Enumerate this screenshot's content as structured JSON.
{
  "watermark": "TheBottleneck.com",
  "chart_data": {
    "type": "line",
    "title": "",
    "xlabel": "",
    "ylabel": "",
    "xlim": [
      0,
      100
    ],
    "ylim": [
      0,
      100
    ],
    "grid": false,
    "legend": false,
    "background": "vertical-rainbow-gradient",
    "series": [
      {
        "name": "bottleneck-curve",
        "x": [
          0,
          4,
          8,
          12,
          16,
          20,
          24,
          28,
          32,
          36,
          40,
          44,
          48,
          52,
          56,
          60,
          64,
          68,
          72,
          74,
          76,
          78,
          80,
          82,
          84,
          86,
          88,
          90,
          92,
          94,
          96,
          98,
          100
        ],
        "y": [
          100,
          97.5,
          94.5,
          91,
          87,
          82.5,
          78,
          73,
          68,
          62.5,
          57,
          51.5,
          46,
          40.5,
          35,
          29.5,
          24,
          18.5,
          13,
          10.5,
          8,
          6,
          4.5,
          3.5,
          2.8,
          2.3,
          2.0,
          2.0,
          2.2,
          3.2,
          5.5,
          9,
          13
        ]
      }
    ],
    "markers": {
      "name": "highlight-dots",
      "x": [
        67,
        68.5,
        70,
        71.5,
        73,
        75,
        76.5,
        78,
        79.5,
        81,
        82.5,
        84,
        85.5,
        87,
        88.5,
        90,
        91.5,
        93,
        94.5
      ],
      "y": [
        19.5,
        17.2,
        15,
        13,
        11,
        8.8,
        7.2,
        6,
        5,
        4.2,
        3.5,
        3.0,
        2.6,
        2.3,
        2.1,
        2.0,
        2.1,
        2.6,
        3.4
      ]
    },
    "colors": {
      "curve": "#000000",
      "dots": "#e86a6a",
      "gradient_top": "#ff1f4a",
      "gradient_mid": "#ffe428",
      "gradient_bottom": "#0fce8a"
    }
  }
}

☆ ☆ ☆

▶ _TO DO_: Copy all the records above precisely.

▶ _TASK RESPONSE_:
Enumerate this screenshot's content as structured JSON.
{
  "watermark": "TheBottleneck.com",
  "chart_data": {
    "type": "line",
    "title": "",
    "xlabel": "",
    "ylabel": "",
    "xlim": [
      0,
      100
    ],
    "ylim": [
      0,
      100
    ],
    "grid": false,
    "legend": false,
    "background": "vertical-rainbow-gradient",
    "series": [
      {
        "name": "bottleneck-curve",
        "x": [
          0,
          4,
          8,
          12,
          16,
          20,
          24,
          28,
          32,
          36,
          40,
          44,
          48,
          52,
          56,
          60,
          64,
          68,
          72,
          74,
          76,
          78,
          80,
          82,
          84,
          86,
          88,
          90,
          92,
          94,
          96,
          98,
          100
        ],
        "y": [
          100,
          97.5,
          94.5,
          91,
          87,
          82.5,
          78,
          73,
          68,
          62.5,
          57,
          51.5,
          46,
          40.5,
          35,
          29.5,
          24,
          18.5,
          13,
          10.5,
          8,
          6,
          4.5,
          3.5,
          2.8,
          2.3,
          2.0,
          2.0,
          2.2,
          3.2,
          5.5,
          9,
          13
        ]
      }
    ],
    "markers": {
      "name": "highlight-dots",
      "x": [
        67,
        68.5,
        70,
        71.5,
        73,
        75,
        76.5,
        78,
        79.5,
        81,
        82.5,
        84,
        85.5,
        87,
        88.5,
        90,
        91.5,
        93,
        94.5
      ],
      "y": [
        19.5,
        17.2,
        15,
        13,
        11,
        8.8,
        7.2,
        6,
        5,
        4.2,
        3.5,
        3.0,
        2.6,
        2.3,
        2.1,
        2.0,
        2.1,
        2.6,
        3.4
      ]
    },
    "colors": {
      "curve": "#000000",
      "dots": "#e86a6a",
      "gradient_top": "#ff1f4a",
      "gradient_mid": "#ffe428",
      "gradient_bottom": "#0fce8a"
    }
  }
}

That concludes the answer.